§ **Records excerpted from a collection**
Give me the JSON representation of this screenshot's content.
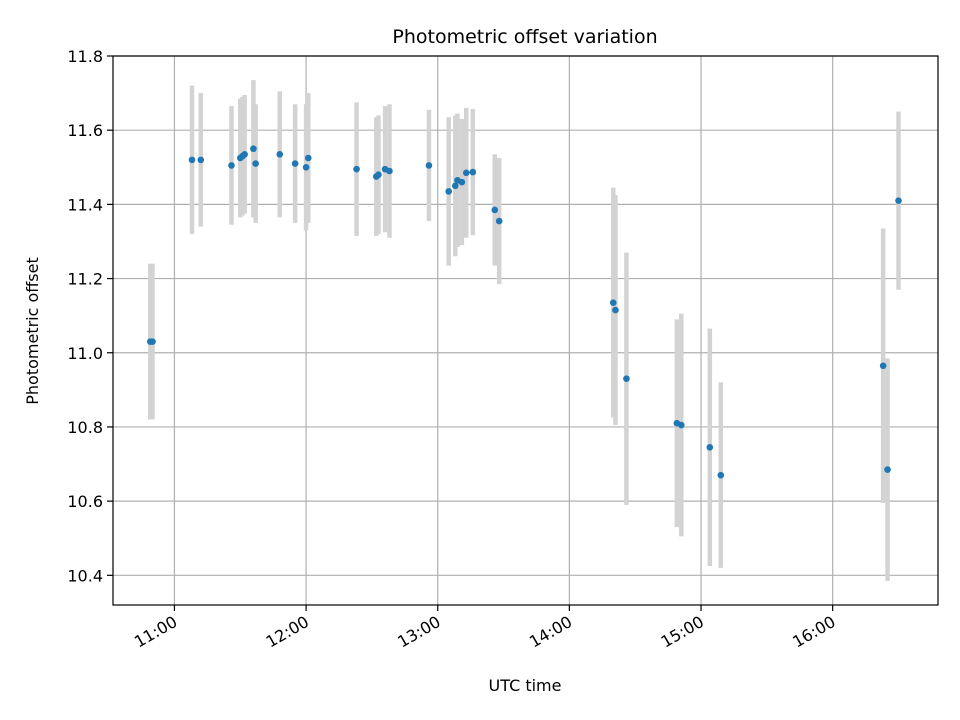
{
  "chart_data": {
    "type": "scatter",
    "title": "Photometric offset variation",
    "xlabel": "UTC time",
    "ylabel": "Photometric offset",
    "x_ticks": [
      "11:00",
      "12:00",
      "13:00",
      "14:00",
      "15:00",
      "16:00"
    ],
    "y_ticks": [
      "10.4",
      "10.6",
      "10.8",
      "11.0",
      "11.2",
      "11.4",
      "11.6",
      "11.8"
    ],
    "xlim": [
      "10:32",
      "16:48"
    ],
    "ylim": [
      10.32,
      11.8
    ],
    "grid": true,
    "legend": "none",
    "colors": {
      "point": "#1f77b4",
      "errorbar": "#d3d3d3",
      "grid": "#b0b0b0"
    },
    "series": [
      {
        "points": [
          {
            "x": "10:49",
            "y": 11.03,
            "err": 0.21
          },
          {
            "x": "10:50",
            "y": 11.03,
            "err": 0.21
          },
          {
            "x": "11:08",
            "y": 11.52,
            "err": 0.2
          },
          {
            "x": "11:12",
            "y": 11.52,
            "err": 0.18
          },
          {
            "x": "11:26",
            "y": 11.505,
            "err": 0.16
          },
          {
            "x": "11:30",
            "y": 11.525,
            "err": 0.16
          },
          {
            "x": "11:31",
            "y": 11.53,
            "err": 0.16
          },
          {
            "x": "11:32",
            "y": 11.535,
            "err": 0.16
          },
          {
            "x": "11:36",
            "y": 11.55,
            "err": 0.185
          },
          {
            "x": "11:37",
            "y": 11.51,
            "err": 0.16
          },
          {
            "x": "11:48",
            "y": 11.535,
            "err": 0.17
          },
          {
            "x": "11:55",
            "y": 11.51,
            "err": 0.16
          },
          {
            "x": "12:00",
            "y": 11.5,
            "err": 0.17
          },
          {
            "x": "12:01",
            "y": 11.525,
            "err": 0.175
          },
          {
            "x": "12:23",
            "y": 11.495,
            "err": 0.18
          },
          {
            "x": "12:32",
            "y": 11.475,
            "err": 0.16
          },
          {
            "x": "12:33",
            "y": 11.48,
            "err": 0.16
          },
          {
            "x": "12:36",
            "y": 11.495,
            "err": 0.17
          },
          {
            "x": "12:38",
            "y": 11.49,
            "err": 0.18
          },
          {
            "x": "12:56",
            "y": 11.505,
            "err": 0.15
          },
          {
            "x": "13:05",
            "y": 11.435,
            "err": 0.2
          },
          {
            "x": "13:08",
            "y": 11.45,
            "err": 0.19
          },
          {
            "x": "13:09",
            "y": 11.465,
            "err": 0.18
          },
          {
            "x": "13:11",
            "y": 11.46,
            "err": 0.17
          },
          {
            "x": "13:13",
            "y": 11.485,
            "err": 0.175
          },
          {
            "x": "13:16",
            "y": 11.487,
            "err": 0.17
          },
          {
            "x": "13:26",
            "y": 11.385,
            "err": 0.15
          },
          {
            "x": "13:28",
            "y": 11.355,
            "err": 0.17
          },
          {
            "x": "14:20",
            "y": 11.135,
            "err": 0.31
          },
          {
            "x": "14:21",
            "y": 11.115,
            "err": 0.31
          },
          {
            "x": "14:26",
            "y": 10.93,
            "err": 0.34
          },
          {
            "x": "14:49",
            "y": 10.81,
            "err": 0.28
          },
          {
            "x": "14:51",
            "y": 10.805,
            "err": 0.3
          },
          {
            "x": "15:04",
            "y": 10.745,
            "err": 0.32
          },
          {
            "x": "15:09",
            "y": 10.67,
            "err": 0.25
          },
          {
            "x": "16:23",
            "y": 10.965,
            "err": 0.37
          },
          {
            "x": "16:25",
            "y": 10.685,
            "err": 0.3
          },
          {
            "x": "16:30",
            "y": 11.41,
            "err": 0.24
          }
        ]
      }
    ]
  }
}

§ **Problem to solve**
Retype each record exactly as it stands, but do not include the pictures.

§ **Answer for this exercise**
Give me the JSON representation of this screenshot's content.
{
  "chart_data": {
    "type": "scatter",
    "title": "Photometric offset variation",
    "xlabel": "UTC time",
    "ylabel": "Photometric offset",
    "x_ticks": [
      "11:00",
      "12:00",
      "13:00",
      "14:00",
      "15:00",
      "16:00"
    ],
    "y_ticks": [
      "10.4",
      "10.6",
      "10.8",
      "11.0",
      "11.2",
      "11.4",
      "11.6",
      "11.8"
    ],
    "xlim": [
      "10:32",
      "16:48"
    ],
    "ylim": [
      10.32,
      11.8
    ],
    "grid": true,
    "legend": "none",
    "colors": {
      "point": "#1f77b4",
      "errorbar": "#d3d3d3",
      "grid": "#b0b0b0"
    },
    "series": [
      {
        "points": [
          {
            "x": "10:49",
            "y": 11.03,
            "err": 0.21
          },
          {
            "x": "10:50",
            "y": 11.03,
            "err": 0.21
          },
          {
            "x": "11:08",
            "y": 11.52,
            "err": 0.2
          },
          {
            "x": "11:12",
            "y": 11.52,
            "err": 0.18
          },
          {
            "x": "11:26",
            "y": 11.505,
            "err": 0.16
          },
          {
            "x": "11:30",
            "y": 11.525,
            "err": 0.16
          },
          {
            "x": "11:31",
            "y": 11.53,
            "err": 0.16
          },
          {
            "x": "11:32",
            "y": 11.535,
            "err": 0.16
          },
          {
            "x": "11:36",
            "y": 11.55,
            "err": 0.185
          },
          {
            "x": "11:37",
            "y": 11.51,
            "err": 0.16
          },
          {
            "x": "11:48",
            "y": 11.535,
            "err": 0.17
          },
          {
            "x": "11:55",
            "y": 11.51,
            "err": 0.16
          },
          {
            "x": "12:00",
            "y": 11.5,
            "err": 0.17
          },
          {
            "x": "12:01",
            "y": 11.525,
            "err": 0.175
          },
          {
            "x": "12:23",
            "y": 11.495,
            "err": 0.18
          },
          {
            "x": "12:32",
            "y": 11.475,
            "err": 0.16
          },
          {
            "x": "12:33",
            "y": 11.48,
            "err": 0.16
          },
          {
            "x": "12:36",
            "y": 11.495,
            "err": 0.17
          },
          {
            "x": "12:38",
            "y": 11.49,
            "err": 0.18
          },
          {
            "x": "12:56",
            "y": 11.505,
            "err": 0.15
          },
          {
            "x": "13:05",
            "y": 11.435,
            "err": 0.2
          },
          {
            "x": "13:08",
            "y": 11.45,
            "err": 0.19
          },
          {
            "x": "13:09",
            "y": 11.465,
            "err": 0.18
          },
          {
            "x": "13:11",
            "y": 11.46,
            "err": 0.17
          },
          {
            "x": "13:13",
            "y": 11.485,
            "err": 0.175
          },
          {
            "x": "13:16",
            "y": 11.487,
            "err": 0.17
          },
          {
            "x": "13:26",
            "y": 11.385,
            "err": 0.15
          },
          {
            "x": "13:28",
            "y": 11.355,
            "err": 0.17
          },
          {
            "x": "14:20",
            "y": 11.135,
            "err": 0.31
          },
          {
            "x": "14:21",
            "y": 11.115,
            "err": 0.31
          },
          {
            "x": "14:26",
            "y": 10.93,
            "err": 0.34
          },
          {
            "x": "14:49",
            "y": 10.81,
            "err": 0.28
          },
          {
            "x": "14:51",
            "y": 10.805,
            "err": 0.3
          },
          {
            "x": "15:04",
            "y": 10.745,
            "err": 0.32
          },
          {
            "x": "15:09",
            "y": 10.67,
            "err": 0.25
          },
          {
            "x": "16:23",
            "y": 10.965,
            "err": 0.37
          },
          {
            "x": "16:25",
            "y": 10.685,
            "err": 0.3
          },
          {
            "x": "16:30",
            "y": 11.41,
            "err": 0.24
          }
        ]
      }
    ]
  }
}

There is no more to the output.